:: WHAT IS NEEDED ::
Set down the final stretch of the data, from the line that holds "Parse this screenshot: output" through the last line, both included, with pictures left out.
==== DATA RECORDS ====
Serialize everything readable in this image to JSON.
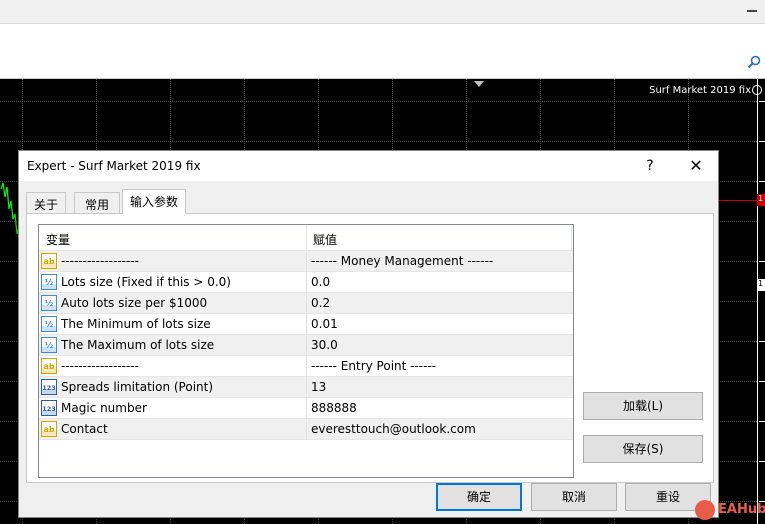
{
  "chart": {
    "title": "Surf Market 2019 fix",
    "price_labels": [
      "1",
      "1"
    ]
  },
  "dialog": {
    "title": "Expert - Surf Market 2019 fix",
    "help_glyph": "?",
    "close_glyph": "✕",
    "tabs": [
      {
        "label": "关于",
        "active": false
      },
      {
        "label": "常用",
        "active": false
      },
      {
        "label": "输入参数",
        "active": true
      }
    ],
    "table": {
      "col_variable": "变量",
      "col_value": "赋值",
      "rows": [
        {
          "type": "ab",
          "name": "------------------",
          "value": "------ Money Management ------"
        },
        {
          "type": "v2",
          "name": "Lots size (Fixed if this > 0.0)",
          "value": "0.0"
        },
        {
          "type": "v2",
          "name": "Auto lots size per $1000",
          "value": "0.2"
        },
        {
          "type": "v2",
          "name": "The Minimum of lots size",
          "value": "0.01"
        },
        {
          "type": "v2",
          "name": "The Maximum of lots size",
          "value": "30.0"
        },
        {
          "type": "ab",
          "name": "------------------",
          "value": "------ Entry Point ------"
        },
        {
          "type": "123",
          "name": "Spreads limitation (Point)",
          "value": "13"
        },
        {
          "type": "123",
          "name": "Magic number",
          "value": "888888"
        },
        {
          "type": "ab",
          "name": "Contact",
          "value": "everesttouch@outlook.com"
        }
      ]
    },
    "buttons": {
      "load": "加载(L)",
      "save": "保存(S)",
      "ok": "确定",
      "cancel": "取消",
      "reset": "重设"
    }
  },
  "watermark": {
    "text": "EAHub"
  },
  "colors": {
    "accent": "#0078d7",
    "price_line": "#cc0000",
    "candle_green": "#00ff00",
    "watermark": "#e85c4a"
  }
}
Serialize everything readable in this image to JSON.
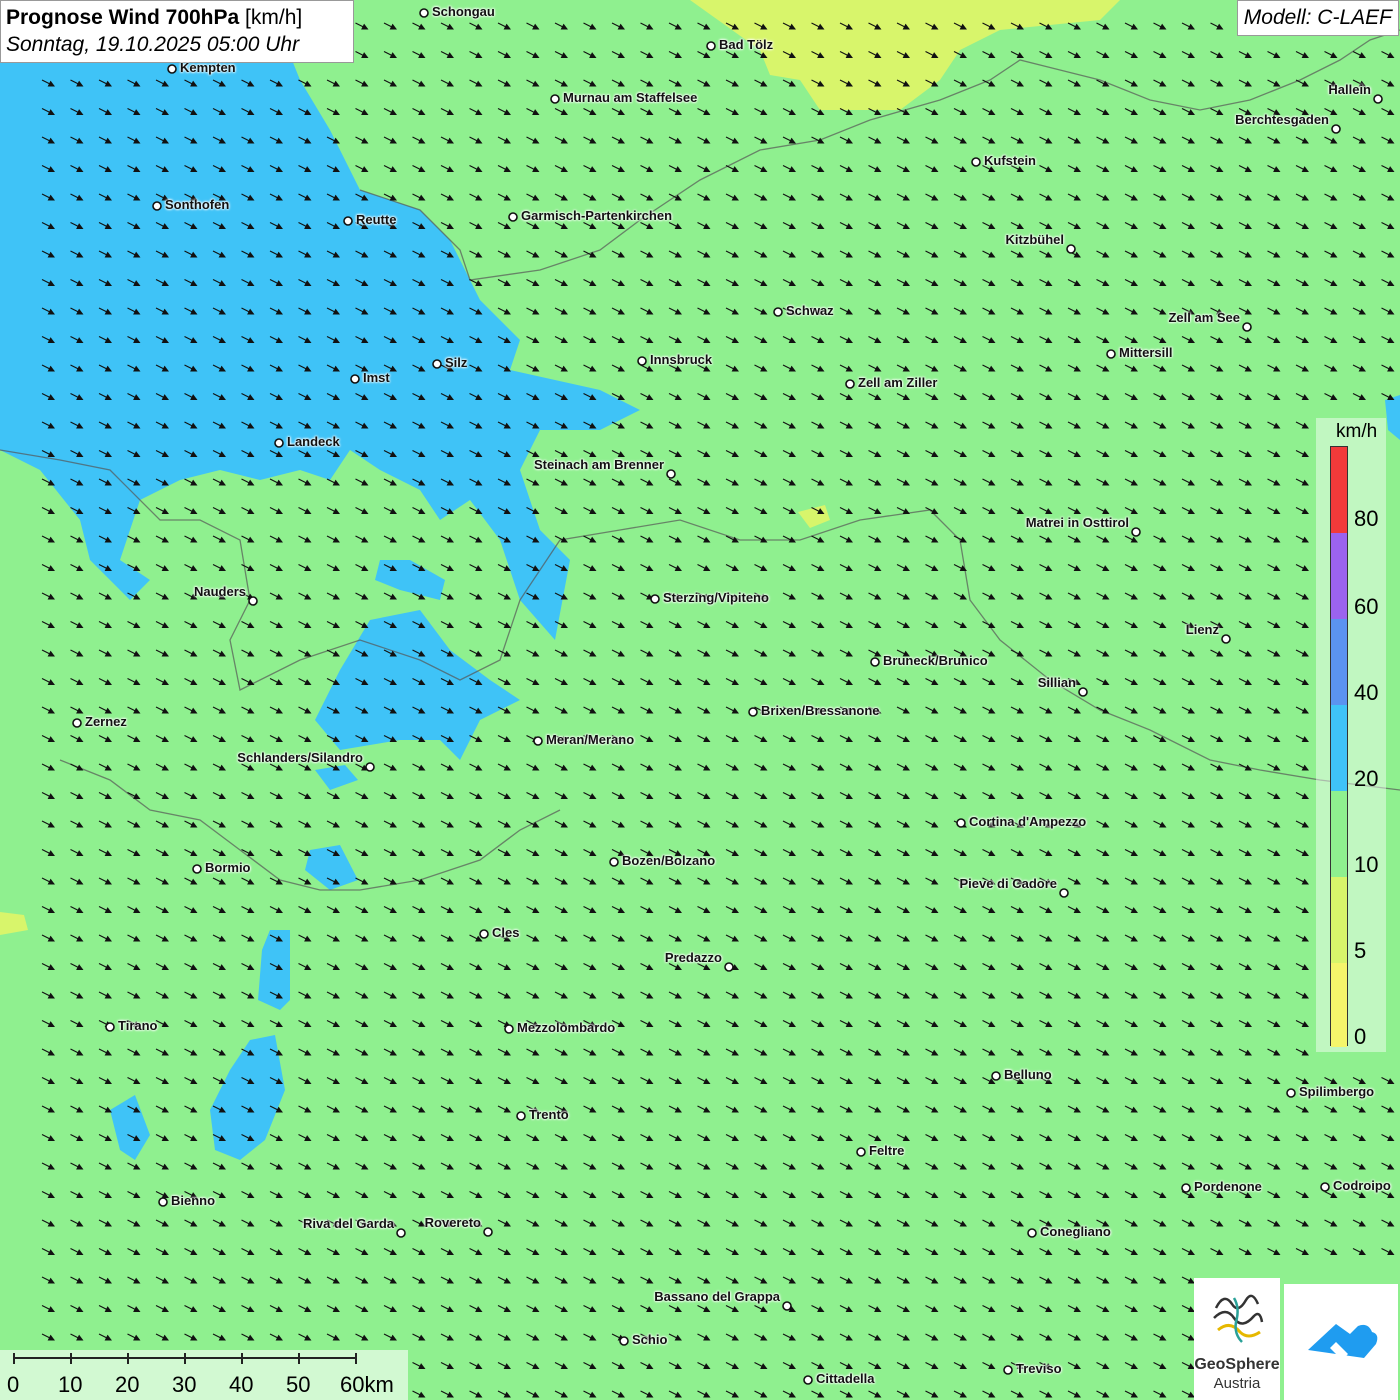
{
  "title": {
    "main_bold": "Prognose Wind 700hPa",
    "main_unit": "[km/h]",
    "subtitle": "Sonntag, 19.10.2025 05:00 Uhr"
  },
  "model": "Modell: C-LAEF",
  "legend": {
    "unit": "km/h",
    "labels": [
      "80",
      "60",
      "40",
      "20",
      "10",
      "5",
      "0"
    ],
    "colors": {
      "0-5": "#f5f56b",
      "5-10": "#d8f56b",
      "10-20": "#8ff08f",
      "20-40": "#3fc3f7",
      "40-60": "#5b93f0",
      "60-80": "#9b63ef",
      "80+": "#f23a3a"
    }
  },
  "map": {
    "wind_direction": "north-west",
    "cities": [
      {
        "name": "Schongau"
      },
      {
        "name": "Bad Tölz"
      },
      {
        "name": "Kempten"
      },
      {
        "name": "Murnau am Staffelsee"
      },
      {
        "name": "Hallein"
      },
      {
        "name": "Berchtesgaden"
      },
      {
        "name": "Kufstein"
      },
      {
        "name": "Sonthofen"
      },
      {
        "name": "Reutte"
      },
      {
        "name": "Garmisch-Partenkirchen"
      },
      {
        "name": "Kitzbühel"
      },
      {
        "name": "Schwaz"
      },
      {
        "name": "Zell am See"
      },
      {
        "name": "Innsbruck"
      },
      {
        "name": "Mittersill"
      },
      {
        "name": "Silz"
      },
      {
        "name": "Imst"
      },
      {
        "name": "Zell am Ziller"
      },
      {
        "name": "Landeck"
      },
      {
        "name": "Steinach am Brenner"
      },
      {
        "name": "Matrei in Osttirol"
      },
      {
        "name": "Nauders"
      },
      {
        "name": "Sterzing/Vipiteno"
      },
      {
        "name": "Lienz"
      },
      {
        "name": "Bruneck/Brunico"
      },
      {
        "name": "Sillian"
      },
      {
        "name": "Zernez"
      },
      {
        "name": "Brixen/Bressanone"
      },
      {
        "name": "Meran/Merano"
      },
      {
        "name": "Schlanders/Silandro"
      },
      {
        "name": "Cortina d'Ampezzo"
      },
      {
        "name": "Bormio"
      },
      {
        "name": "Bozen/Bolzano"
      },
      {
        "name": "Pieve di Cadore"
      },
      {
        "name": "Cles"
      },
      {
        "name": "Predazzo"
      },
      {
        "name": "Tirano"
      },
      {
        "name": "Mezzolombardo"
      },
      {
        "name": "Belluno"
      },
      {
        "name": "Spilimbergo"
      },
      {
        "name": "Trento"
      },
      {
        "name": "Feltre"
      },
      {
        "name": "Bienno"
      },
      {
        "name": "Pordenone"
      },
      {
        "name": "Codroipo"
      },
      {
        "name": "Riva del Garda"
      },
      {
        "name": "Rovereto"
      },
      {
        "name": "Conegliano"
      },
      {
        "name": "Bassano del Grappa"
      },
      {
        "name": "Schio"
      },
      {
        "name": "Treviso"
      },
      {
        "name": "Cittadella"
      }
    ]
  },
  "scale_bar": {
    "labels": [
      "0",
      "10",
      "20",
      "30",
      "40",
      "50",
      "60km"
    ]
  },
  "logos": {
    "geosphere_line1": "GeoSphere",
    "geosphere_line2": "Austria"
  }
}
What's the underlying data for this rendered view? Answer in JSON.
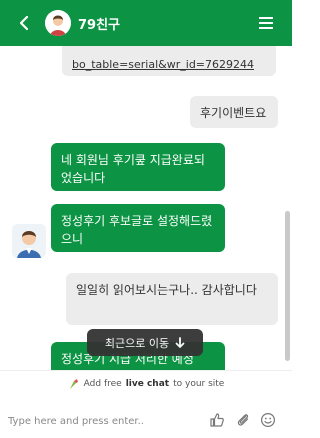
{
  "colors": {
    "accent": "#0c9444",
    "user_bubble": "#ececec"
  },
  "header": {
    "back_icon": "chevron-left-icon",
    "title": "79친구",
    "menu_icon": "hamburger-icon"
  },
  "messages": [
    {
      "from": "user",
      "text": "bo_table=serial&wr_id=7629244"
    },
    {
      "from": "user",
      "text": "후기이벤트요"
    },
    {
      "from": "agent",
      "text": "네 회원님 후기쿺 지급완료되었습니다"
    },
    {
      "from": "agent",
      "text": "정성후기 후보글로 설정해드렸으니"
    },
    {
      "from": "user",
      "text": "일일히 읽어보시는구나.. 감사합니다"
    },
    {
      "from": "agent",
      "text": "정성후기 지급 처리한 예정"
    }
  ],
  "jump_button": {
    "label": "최근으로 이동",
    "icon": "arrow-down-icon"
  },
  "footer": {
    "powered_prefix": "Add free",
    "powered_bold": "live chat",
    "powered_suffix": "to your site"
  },
  "composer": {
    "placeholder": "Type here and press enter..",
    "icons": [
      "thumbs-up-icon",
      "paperclip-icon",
      "smiley-icon"
    ]
  }
}
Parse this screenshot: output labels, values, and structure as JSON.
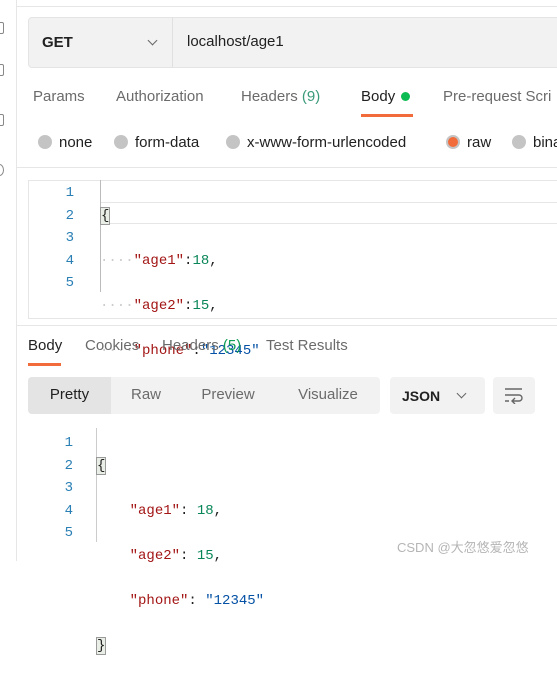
{
  "request": {
    "method": "GET",
    "url": "localhost/age1"
  },
  "request_tabs": [
    {
      "label": "Params"
    },
    {
      "label": "Authorization"
    },
    {
      "label": "Headers",
      "count": "(9)"
    },
    {
      "label": "Body"
    },
    {
      "label": "Pre-request Scri"
    }
  ],
  "body_types": [
    {
      "label": "none",
      "selected": false
    },
    {
      "label": "form-data",
      "selected": false
    },
    {
      "label": "x-www-form-urlencoded",
      "selected": false
    },
    {
      "label": "raw",
      "selected": true
    },
    {
      "label": "bina",
      "selected": false
    }
  ],
  "request_body": {
    "line_numbers": [
      "1",
      "2",
      "3",
      "4",
      "5"
    ],
    "open": "{",
    "close": "}",
    "indent": "····",
    "k1": "\"age1\"",
    "v1": "18",
    "k2": "\"age2\"",
    "v2": "15",
    "k3": "\"phone\"",
    "v3": "\"12345\""
  },
  "response_tabs": [
    {
      "label": "Body"
    },
    {
      "label": "Cookies"
    },
    {
      "label": "Headers",
      "count": "(5)"
    },
    {
      "label": "Test Results"
    }
  ],
  "view_modes": [
    "Pretty",
    "Raw",
    "Preview",
    "Visualize"
  ],
  "format": "JSON",
  "response_body": {
    "line_numbers": [
      "1",
      "2",
      "3",
      "4",
      "5"
    ],
    "open": "{",
    "close": "}",
    "k1": "\"age1\"",
    "v1": "18",
    "k2": "\"age2\"",
    "v2": "15",
    "k3": "\"phone\"",
    "v3": "\"12345\""
  },
  "watermark": "CSDN @大忽悠爱忽悠",
  "colors": {
    "accent": "#f26b3a",
    "count_green": "#0f9d58",
    "dot_green": "#0cbb52"
  }
}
====
:: FULL ANSWER ::
Parse this screenshot: output labels, values, and structure as JSON.
{
  "request": {
    "method": "GET",
    "url": "localhost/age1"
  },
  "request_tabs": [
    {
      "label": "Params"
    },
    {
      "label": "Authorization"
    },
    {
      "label": "Headers",
      "count": "(9)"
    },
    {
      "label": "Body"
    },
    {
      "label": "Pre-request Scri"
    }
  ],
  "body_types": [
    {
      "label": "none",
      "selected": false
    },
    {
      "label": "form-data",
      "selected": false
    },
    {
      "label": "x-www-form-urlencoded",
      "selected": false
    },
    {
      "label": "raw",
      "selected": true
    },
    {
      "label": "bina",
      "selected": false
    }
  ],
  "request_body": {
    "line_numbers": [
      "1",
      "2",
      "3",
      "4",
      "5"
    ],
    "open": "{",
    "close": "}",
    "indent": "····",
    "k1": "\"age1\"",
    "v1": "18",
    "k2": "\"age2\"",
    "v2": "15",
    "k3": "\"phone\"",
    "v3": "\"12345\""
  },
  "response_tabs": [
    {
      "label": "Body"
    },
    {
      "label": "Cookies"
    },
    {
      "label": "Headers",
      "count": "(5)"
    },
    {
      "label": "Test Results"
    }
  ],
  "view_modes": [
    "Pretty",
    "Raw",
    "Preview",
    "Visualize"
  ],
  "format": "JSON",
  "response_body": {
    "line_numbers": [
      "1",
      "2",
      "3",
      "4",
      "5"
    ],
    "open": "{",
    "close": "}",
    "k1": "\"age1\"",
    "v1": "18",
    "k2": "\"age2\"",
    "v2": "15",
    "k3": "\"phone\"",
    "v3": "\"12345\""
  },
  "watermark": "CSDN @大忽悠爱忽悠",
  "colors": {
    "accent": "#f26b3a",
    "count_green": "#0f9d58",
    "dot_green": "#0cbb52"
  }
}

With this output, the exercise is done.